Aim of the task:
Below is a block of records. Copy every line in it that contains the word "true".

______________________________

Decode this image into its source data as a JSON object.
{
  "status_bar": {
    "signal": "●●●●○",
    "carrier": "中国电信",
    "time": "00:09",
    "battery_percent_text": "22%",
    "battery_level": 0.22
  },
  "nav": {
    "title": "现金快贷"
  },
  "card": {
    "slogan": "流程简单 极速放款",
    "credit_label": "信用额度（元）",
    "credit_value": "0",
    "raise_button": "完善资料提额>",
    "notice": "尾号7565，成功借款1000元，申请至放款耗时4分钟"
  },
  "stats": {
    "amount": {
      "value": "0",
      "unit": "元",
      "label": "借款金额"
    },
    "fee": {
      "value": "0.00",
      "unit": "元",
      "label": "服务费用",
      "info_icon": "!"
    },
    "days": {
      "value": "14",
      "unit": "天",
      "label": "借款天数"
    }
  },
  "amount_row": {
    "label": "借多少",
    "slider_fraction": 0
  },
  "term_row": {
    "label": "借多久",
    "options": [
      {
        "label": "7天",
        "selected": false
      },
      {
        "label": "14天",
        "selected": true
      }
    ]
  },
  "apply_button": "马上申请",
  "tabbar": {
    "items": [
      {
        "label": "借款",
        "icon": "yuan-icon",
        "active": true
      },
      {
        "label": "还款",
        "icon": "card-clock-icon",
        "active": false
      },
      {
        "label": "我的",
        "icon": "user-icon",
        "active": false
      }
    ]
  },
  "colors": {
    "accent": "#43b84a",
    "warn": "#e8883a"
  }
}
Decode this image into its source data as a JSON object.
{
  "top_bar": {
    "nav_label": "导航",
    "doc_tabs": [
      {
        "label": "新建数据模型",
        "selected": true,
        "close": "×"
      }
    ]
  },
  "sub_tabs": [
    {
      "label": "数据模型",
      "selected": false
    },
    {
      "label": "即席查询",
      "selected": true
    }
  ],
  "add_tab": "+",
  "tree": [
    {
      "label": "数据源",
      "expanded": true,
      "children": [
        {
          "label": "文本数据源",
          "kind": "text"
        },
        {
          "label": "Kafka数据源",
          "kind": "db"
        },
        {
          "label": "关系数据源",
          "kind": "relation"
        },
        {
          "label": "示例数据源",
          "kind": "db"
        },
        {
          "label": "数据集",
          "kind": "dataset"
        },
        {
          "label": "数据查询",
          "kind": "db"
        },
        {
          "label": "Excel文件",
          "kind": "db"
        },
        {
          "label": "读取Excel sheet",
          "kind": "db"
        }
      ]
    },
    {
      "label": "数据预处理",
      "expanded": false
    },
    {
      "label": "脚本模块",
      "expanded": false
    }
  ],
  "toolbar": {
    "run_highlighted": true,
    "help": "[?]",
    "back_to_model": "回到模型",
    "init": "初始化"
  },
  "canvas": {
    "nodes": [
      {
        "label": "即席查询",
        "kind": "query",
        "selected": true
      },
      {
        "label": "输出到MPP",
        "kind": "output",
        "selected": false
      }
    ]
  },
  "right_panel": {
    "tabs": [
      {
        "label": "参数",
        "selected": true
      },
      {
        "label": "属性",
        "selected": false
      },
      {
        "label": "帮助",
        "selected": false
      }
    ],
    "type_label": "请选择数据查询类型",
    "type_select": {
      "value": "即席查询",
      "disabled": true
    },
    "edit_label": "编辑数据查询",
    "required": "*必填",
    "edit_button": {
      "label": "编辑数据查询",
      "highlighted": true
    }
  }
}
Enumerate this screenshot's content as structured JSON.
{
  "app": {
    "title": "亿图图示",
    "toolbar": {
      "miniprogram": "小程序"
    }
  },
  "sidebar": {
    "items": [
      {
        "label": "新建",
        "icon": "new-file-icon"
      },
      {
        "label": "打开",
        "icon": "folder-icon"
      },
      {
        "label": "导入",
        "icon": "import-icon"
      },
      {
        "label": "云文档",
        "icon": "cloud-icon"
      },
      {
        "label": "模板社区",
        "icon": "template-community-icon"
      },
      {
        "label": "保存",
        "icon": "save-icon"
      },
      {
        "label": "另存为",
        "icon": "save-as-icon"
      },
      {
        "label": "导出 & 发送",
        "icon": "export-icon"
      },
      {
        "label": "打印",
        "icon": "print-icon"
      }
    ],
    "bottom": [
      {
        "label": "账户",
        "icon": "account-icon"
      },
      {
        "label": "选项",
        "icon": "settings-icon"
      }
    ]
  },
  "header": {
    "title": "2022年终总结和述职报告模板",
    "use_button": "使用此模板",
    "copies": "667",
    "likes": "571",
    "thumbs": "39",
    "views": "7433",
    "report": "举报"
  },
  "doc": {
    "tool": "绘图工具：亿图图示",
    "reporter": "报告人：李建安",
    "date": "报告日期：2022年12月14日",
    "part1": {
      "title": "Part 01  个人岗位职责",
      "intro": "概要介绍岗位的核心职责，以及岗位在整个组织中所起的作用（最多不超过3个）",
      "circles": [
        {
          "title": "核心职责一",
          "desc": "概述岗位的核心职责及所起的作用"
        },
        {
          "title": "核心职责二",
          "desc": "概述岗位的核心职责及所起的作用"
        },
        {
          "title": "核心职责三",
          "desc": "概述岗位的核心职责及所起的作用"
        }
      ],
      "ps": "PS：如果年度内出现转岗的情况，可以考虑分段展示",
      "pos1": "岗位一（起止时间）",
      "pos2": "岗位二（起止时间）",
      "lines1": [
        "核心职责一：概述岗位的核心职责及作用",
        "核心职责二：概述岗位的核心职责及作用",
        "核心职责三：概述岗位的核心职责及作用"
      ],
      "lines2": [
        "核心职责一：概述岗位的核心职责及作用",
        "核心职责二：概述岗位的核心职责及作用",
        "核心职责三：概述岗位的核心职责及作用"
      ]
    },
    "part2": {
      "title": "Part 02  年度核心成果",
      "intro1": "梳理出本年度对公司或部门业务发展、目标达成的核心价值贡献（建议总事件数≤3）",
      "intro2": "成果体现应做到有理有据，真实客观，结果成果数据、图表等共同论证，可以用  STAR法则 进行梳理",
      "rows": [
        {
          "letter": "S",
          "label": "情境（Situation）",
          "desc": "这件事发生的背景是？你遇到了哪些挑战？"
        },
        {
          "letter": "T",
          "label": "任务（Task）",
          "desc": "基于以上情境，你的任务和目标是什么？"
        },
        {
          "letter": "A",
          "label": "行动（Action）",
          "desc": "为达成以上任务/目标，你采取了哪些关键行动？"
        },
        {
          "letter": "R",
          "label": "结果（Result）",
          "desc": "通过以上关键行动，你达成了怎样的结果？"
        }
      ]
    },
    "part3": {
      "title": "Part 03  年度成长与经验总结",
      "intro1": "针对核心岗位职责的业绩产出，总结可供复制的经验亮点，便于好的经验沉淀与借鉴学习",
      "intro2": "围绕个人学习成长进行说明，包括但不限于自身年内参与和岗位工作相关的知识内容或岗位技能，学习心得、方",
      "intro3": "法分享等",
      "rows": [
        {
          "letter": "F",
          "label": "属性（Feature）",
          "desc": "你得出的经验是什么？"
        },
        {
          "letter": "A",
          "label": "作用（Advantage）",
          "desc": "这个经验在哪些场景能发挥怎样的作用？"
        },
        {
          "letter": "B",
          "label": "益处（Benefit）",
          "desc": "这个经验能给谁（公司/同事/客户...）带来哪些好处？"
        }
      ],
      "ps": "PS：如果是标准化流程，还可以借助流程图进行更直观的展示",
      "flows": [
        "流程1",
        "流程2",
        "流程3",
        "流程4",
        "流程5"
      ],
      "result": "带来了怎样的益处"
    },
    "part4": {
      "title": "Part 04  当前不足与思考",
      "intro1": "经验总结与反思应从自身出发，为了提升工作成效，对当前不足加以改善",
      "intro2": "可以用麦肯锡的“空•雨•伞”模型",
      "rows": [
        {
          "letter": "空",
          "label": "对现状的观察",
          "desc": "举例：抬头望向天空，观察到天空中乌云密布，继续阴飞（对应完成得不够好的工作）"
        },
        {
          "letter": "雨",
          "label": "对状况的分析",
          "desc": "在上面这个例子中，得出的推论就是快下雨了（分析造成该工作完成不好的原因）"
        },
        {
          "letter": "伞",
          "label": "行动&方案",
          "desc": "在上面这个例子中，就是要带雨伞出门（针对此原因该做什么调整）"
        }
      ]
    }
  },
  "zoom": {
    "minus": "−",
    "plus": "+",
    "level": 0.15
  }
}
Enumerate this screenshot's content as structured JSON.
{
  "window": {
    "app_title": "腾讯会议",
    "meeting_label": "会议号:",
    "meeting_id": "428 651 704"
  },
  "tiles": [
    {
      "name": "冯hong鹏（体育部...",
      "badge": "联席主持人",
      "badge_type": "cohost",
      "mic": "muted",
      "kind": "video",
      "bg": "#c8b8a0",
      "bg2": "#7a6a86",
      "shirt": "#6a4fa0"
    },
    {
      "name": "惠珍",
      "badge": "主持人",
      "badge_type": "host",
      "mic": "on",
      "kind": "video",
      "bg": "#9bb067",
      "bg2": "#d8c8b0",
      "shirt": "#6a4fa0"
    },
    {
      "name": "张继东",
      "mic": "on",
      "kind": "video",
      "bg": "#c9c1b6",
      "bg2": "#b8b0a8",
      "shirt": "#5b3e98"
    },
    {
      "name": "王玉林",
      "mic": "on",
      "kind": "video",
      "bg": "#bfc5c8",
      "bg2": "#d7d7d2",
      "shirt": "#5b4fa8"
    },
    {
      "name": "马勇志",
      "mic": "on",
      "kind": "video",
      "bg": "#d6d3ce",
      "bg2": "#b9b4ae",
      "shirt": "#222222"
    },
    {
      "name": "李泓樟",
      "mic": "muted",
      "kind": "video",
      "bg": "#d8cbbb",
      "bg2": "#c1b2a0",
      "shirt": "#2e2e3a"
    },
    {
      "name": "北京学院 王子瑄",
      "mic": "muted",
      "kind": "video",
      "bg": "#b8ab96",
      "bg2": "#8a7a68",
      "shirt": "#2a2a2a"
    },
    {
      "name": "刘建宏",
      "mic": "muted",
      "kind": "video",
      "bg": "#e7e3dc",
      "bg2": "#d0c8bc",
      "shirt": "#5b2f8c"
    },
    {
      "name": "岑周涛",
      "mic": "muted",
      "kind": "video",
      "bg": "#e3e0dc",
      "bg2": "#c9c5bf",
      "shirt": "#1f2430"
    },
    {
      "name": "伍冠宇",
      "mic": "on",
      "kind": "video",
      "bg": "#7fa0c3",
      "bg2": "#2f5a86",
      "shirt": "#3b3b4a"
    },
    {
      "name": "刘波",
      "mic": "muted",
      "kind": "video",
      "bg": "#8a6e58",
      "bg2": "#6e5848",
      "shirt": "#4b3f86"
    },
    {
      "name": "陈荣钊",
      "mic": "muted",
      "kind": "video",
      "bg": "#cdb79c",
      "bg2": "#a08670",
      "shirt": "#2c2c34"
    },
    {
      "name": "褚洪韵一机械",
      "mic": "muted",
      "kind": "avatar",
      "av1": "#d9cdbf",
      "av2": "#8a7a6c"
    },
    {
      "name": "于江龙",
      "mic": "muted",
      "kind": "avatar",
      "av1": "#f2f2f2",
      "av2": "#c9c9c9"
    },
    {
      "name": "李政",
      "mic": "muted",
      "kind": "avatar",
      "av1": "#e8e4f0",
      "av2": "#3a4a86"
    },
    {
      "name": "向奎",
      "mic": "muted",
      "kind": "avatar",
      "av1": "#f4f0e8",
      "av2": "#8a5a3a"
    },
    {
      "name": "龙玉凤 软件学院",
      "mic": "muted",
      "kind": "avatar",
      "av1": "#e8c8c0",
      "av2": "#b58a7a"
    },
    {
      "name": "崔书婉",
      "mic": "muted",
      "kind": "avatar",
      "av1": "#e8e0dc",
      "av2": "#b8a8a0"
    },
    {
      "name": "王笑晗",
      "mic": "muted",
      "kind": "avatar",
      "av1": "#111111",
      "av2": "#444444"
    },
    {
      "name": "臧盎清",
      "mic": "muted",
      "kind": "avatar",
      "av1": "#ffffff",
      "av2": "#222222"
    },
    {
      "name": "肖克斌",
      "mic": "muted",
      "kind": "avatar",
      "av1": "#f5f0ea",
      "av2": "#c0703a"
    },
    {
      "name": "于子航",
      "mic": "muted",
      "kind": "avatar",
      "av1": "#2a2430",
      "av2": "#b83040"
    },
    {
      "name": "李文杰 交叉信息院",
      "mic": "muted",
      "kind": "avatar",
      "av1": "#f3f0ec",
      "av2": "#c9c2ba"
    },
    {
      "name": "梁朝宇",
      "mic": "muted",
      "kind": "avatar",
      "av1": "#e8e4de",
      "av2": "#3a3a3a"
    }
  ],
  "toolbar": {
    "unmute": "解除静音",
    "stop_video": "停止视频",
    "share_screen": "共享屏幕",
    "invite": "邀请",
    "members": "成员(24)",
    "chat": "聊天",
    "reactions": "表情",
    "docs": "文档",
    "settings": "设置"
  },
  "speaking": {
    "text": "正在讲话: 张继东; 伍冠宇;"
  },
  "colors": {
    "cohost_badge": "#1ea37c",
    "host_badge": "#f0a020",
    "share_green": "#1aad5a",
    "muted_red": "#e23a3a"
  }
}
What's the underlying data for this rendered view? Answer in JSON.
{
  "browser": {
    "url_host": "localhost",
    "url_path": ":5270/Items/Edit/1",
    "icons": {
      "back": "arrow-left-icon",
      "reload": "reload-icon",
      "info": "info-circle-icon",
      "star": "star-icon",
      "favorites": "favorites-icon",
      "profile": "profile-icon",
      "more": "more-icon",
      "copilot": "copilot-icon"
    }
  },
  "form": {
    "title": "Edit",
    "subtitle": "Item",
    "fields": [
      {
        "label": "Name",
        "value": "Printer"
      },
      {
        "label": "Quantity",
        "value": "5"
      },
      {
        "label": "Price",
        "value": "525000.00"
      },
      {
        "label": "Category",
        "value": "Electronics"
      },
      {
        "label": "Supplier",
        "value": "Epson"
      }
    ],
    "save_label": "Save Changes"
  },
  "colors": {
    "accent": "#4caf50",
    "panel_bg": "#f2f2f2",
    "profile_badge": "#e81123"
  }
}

______________________________

Output of the exercise:
        "selected": true
        "active": true
        "selected": true,
      "selected": true
      "expanded": true,
    "run_highlighted": true,
        "selected": true
        "selected": true
      "disabled": true
      "highlighted": true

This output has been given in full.